Collection entries:
+ + + + + + +
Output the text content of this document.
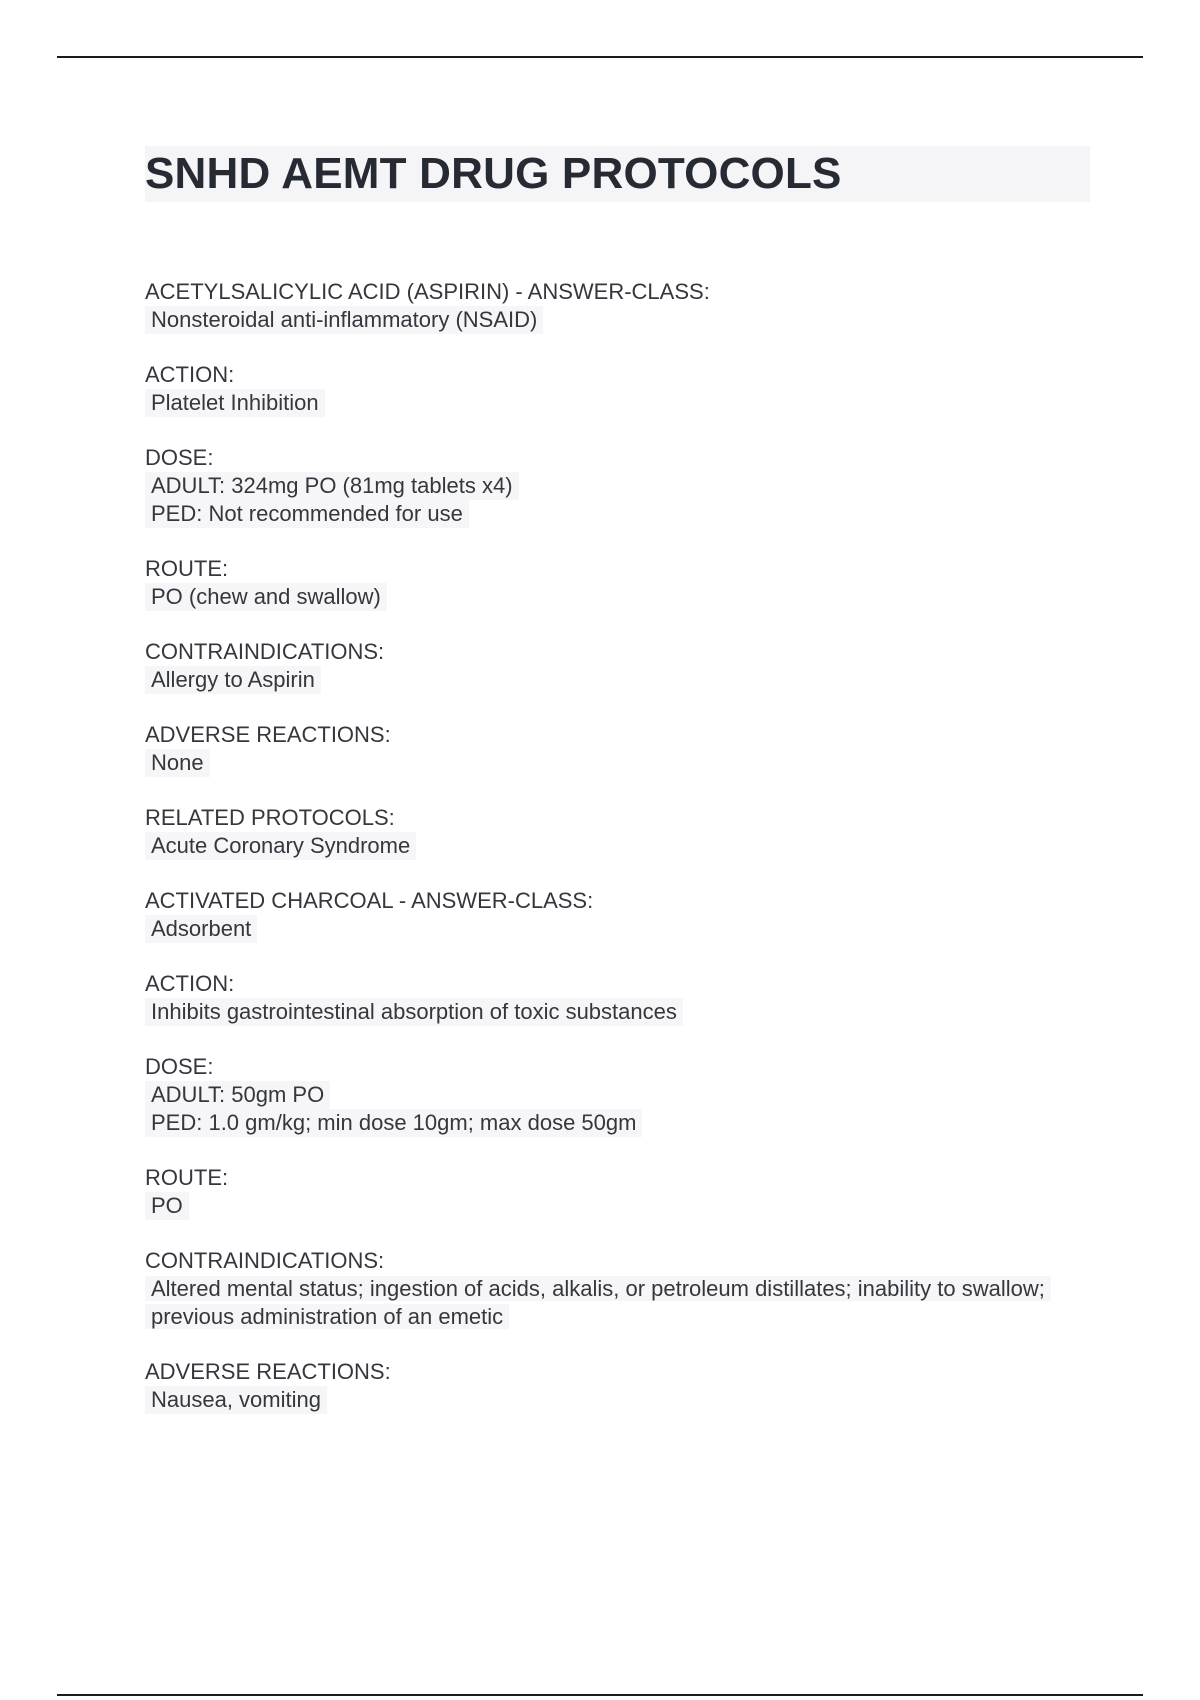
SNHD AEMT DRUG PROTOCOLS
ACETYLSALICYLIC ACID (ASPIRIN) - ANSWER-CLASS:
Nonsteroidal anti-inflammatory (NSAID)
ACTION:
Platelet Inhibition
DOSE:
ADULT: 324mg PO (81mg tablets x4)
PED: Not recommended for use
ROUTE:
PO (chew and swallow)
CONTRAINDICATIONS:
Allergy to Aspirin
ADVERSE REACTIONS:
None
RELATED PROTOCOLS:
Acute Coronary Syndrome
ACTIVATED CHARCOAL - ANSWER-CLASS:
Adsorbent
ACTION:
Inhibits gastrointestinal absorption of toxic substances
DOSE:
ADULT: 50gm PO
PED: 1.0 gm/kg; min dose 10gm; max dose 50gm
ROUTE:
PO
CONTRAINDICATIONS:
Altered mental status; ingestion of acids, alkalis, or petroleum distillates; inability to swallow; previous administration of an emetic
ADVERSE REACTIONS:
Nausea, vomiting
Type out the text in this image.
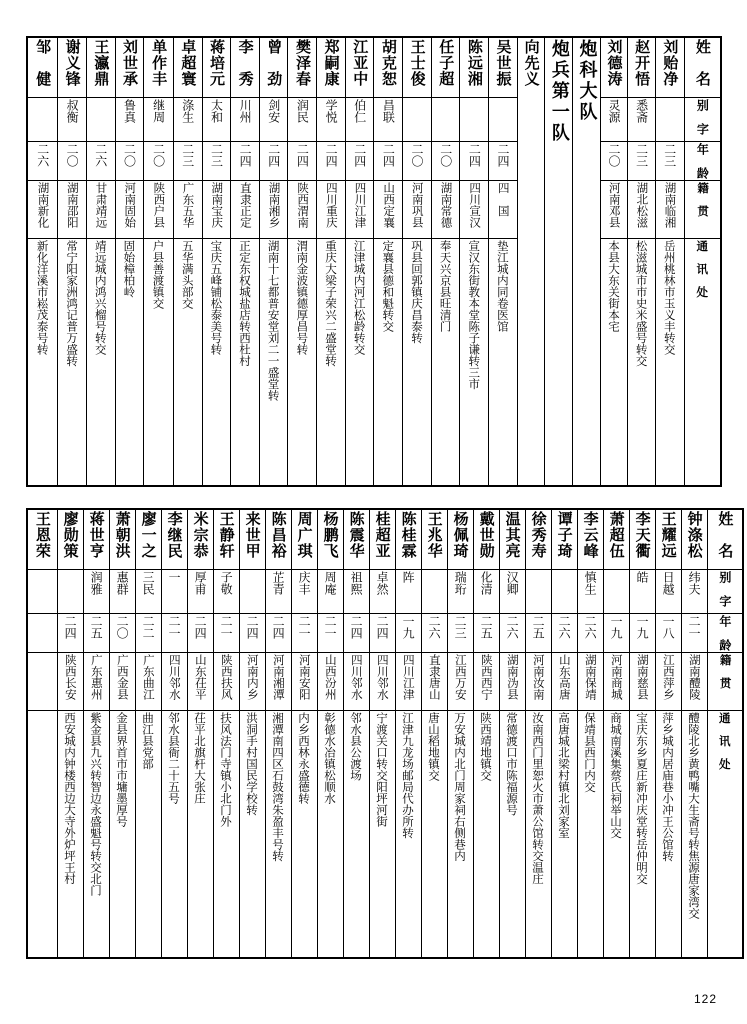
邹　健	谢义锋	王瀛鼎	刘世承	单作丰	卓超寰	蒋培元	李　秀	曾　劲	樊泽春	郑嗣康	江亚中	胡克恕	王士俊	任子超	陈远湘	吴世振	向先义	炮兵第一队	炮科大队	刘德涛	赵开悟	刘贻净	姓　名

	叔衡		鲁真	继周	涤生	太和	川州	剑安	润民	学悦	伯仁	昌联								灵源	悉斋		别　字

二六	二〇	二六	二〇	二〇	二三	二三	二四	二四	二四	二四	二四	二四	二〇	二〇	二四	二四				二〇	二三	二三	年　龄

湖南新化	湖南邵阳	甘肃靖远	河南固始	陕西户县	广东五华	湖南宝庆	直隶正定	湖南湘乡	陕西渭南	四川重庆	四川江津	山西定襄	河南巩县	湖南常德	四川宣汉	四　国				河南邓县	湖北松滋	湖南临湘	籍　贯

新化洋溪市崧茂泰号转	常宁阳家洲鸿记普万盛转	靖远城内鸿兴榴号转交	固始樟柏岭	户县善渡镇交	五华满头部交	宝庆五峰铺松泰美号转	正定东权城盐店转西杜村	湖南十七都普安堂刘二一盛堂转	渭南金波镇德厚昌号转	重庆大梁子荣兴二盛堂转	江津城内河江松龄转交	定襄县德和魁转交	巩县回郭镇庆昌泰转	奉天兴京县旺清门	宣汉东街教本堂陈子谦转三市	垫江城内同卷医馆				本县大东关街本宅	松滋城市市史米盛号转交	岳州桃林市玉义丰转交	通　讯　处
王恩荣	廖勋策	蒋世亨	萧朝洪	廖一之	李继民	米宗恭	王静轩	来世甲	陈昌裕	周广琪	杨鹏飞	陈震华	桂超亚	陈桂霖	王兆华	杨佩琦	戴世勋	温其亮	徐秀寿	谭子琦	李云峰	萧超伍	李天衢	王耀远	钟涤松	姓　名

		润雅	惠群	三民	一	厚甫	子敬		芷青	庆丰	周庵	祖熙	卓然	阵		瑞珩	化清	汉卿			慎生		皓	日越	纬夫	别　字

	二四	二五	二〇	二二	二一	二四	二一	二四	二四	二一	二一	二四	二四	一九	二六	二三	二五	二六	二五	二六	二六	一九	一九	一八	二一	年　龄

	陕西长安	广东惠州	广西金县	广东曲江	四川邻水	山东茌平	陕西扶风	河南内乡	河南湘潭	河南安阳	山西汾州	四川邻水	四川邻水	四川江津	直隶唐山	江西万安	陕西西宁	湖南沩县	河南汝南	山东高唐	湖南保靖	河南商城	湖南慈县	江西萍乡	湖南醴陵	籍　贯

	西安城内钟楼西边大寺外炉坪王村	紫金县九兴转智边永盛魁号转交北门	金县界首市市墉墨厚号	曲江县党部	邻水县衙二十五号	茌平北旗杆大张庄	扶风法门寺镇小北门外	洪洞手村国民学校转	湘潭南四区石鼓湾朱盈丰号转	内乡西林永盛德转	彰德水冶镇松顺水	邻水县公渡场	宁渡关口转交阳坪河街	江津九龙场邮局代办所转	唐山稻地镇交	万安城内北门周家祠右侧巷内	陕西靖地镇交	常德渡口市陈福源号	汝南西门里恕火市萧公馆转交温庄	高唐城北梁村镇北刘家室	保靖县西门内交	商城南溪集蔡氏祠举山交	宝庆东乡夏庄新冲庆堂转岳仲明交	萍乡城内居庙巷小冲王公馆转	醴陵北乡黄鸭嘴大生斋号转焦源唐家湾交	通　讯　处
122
+ + + + + + +
> JOB
Pick out and copy the lines of the material that include the word "CLASS".

> RESULT
ACETYLSALICYLIC ACID (ASPIRIN) - ANSWER-CLASS:
ACTIVATED CHARCOAL - ANSWER-CLASS:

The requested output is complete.